▶ **Problem statement**
Return all of the data exactly, with nothing left out but the pictures.

▶ **Provided data**
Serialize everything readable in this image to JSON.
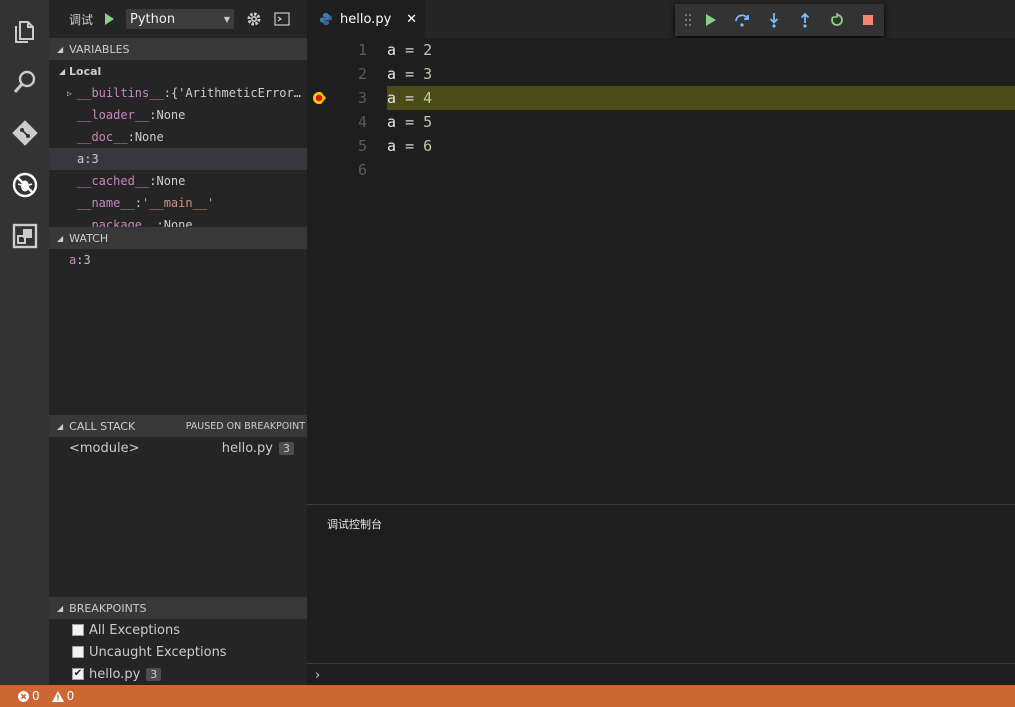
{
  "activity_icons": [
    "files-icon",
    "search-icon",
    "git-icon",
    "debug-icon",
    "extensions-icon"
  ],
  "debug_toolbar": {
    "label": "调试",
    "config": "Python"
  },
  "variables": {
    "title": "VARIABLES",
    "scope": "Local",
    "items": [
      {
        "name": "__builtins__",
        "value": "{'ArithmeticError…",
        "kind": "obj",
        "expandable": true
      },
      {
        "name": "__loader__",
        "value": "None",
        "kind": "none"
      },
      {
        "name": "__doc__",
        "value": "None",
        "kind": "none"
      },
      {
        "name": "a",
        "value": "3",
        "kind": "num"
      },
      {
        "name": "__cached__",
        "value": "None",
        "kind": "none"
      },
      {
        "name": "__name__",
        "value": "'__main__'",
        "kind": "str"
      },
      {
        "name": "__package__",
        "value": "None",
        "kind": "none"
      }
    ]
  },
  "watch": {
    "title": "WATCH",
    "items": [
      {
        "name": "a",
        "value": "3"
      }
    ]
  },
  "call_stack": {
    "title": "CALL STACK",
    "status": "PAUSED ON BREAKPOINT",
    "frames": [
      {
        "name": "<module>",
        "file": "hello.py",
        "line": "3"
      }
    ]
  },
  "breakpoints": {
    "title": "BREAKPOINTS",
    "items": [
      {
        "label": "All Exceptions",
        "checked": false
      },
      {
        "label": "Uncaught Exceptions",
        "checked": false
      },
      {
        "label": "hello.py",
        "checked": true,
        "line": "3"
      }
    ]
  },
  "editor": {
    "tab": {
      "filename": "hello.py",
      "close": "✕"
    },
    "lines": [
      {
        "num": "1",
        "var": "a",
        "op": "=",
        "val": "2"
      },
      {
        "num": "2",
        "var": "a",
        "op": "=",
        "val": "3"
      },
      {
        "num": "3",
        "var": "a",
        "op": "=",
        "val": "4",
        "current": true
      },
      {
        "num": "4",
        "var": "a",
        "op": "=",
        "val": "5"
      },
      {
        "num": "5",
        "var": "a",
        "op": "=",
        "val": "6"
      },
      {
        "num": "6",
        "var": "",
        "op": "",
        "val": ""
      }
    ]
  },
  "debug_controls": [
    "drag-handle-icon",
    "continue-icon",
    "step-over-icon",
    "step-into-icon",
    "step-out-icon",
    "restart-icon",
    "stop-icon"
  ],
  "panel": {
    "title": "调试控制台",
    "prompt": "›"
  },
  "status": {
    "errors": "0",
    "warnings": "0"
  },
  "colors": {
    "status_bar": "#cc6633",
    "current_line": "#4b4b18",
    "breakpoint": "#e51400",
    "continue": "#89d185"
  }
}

▶ **Reply to the task**
Serialize everything readable in this image to JSON.
{
  "activity_icons": [
    "files-icon",
    "search-icon",
    "git-icon",
    "debug-icon",
    "extensions-icon"
  ],
  "debug_toolbar": {
    "label": "调试",
    "config": "Python"
  },
  "variables": {
    "title": "VARIABLES",
    "scope": "Local",
    "items": [
      {
        "name": "__builtins__",
        "value": "{'ArithmeticError…",
        "kind": "obj",
        "expandable": true
      },
      {
        "name": "__loader__",
        "value": "None",
        "kind": "none"
      },
      {
        "name": "__doc__",
        "value": "None",
        "kind": "none"
      },
      {
        "name": "a",
        "value": "3",
        "kind": "num"
      },
      {
        "name": "__cached__",
        "value": "None",
        "kind": "none"
      },
      {
        "name": "__name__",
        "value": "'__main__'",
        "kind": "str"
      },
      {
        "name": "__package__",
        "value": "None",
        "kind": "none"
      }
    ]
  },
  "watch": {
    "title": "WATCH",
    "items": [
      {
        "name": "a",
        "value": "3"
      }
    ]
  },
  "call_stack": {
    "title": "CALL STACK",
    "status": "PAUSED ON BREAKPOINT",
    "frames": [
      {
        "name": "<module>",
        "file": "hello.py",
        "line": "3"
      }
    ]
  },
  "breakpoints": {
    "title": "BREAKPOINTS",
    "items": [
      {
        "label": "All Exceptions",
        "checked": false
      },
      {
        "label": "Uncaught Exceptions",
        "checked": false
      },
      {
        "label": "hello.py",
        "checked": true,
        "line": "3"
      }
    ]
  },
  "editor": {
    "tab": {
      "filename": "hello.py",
      "close": "✕"
    },
    "lines": [
      {
        "num": "1",
        "var": "a",
        "op": "=",
        "val": "2"
      },
      {
        "num": "2",
        "var": "a",
        "op": "=",
        "val": "3"
      },
      {
        "num": "3",
        "var": "a",
        "op": "=",
        "val": "4",
        "current": true
      },
      {
        "num": "4",
        "var": "a",
        "op": "=",
        "val": "5"
      },
      {
        "num": "5",
        "var": "a",
        "op": "=",
        "val": "6"
      },
      {
        "num": "6",
        "var": "",
        "op": "",
        "val": ""
      }
    ]
  },
  "debug_controls": [
    "drag-handle-icon",
    "continue-icon",
    "step-over-icon",
    "step-into-icon",
    "step-out-icon",
    "restart-icon",
    "stop-icon"
  ],
  "panel": {
    "title": "调试控制台",
    "prompt": "›"
  },
  "status": {
    "errors": "0",
    "warnings": "0"
  },
  "colors": {
    "status_bar": "#cc6633",
    "current_line": "#4b4b18",
    "breakpoint": "#e51400",
    "continue": "#89d185"
  }
}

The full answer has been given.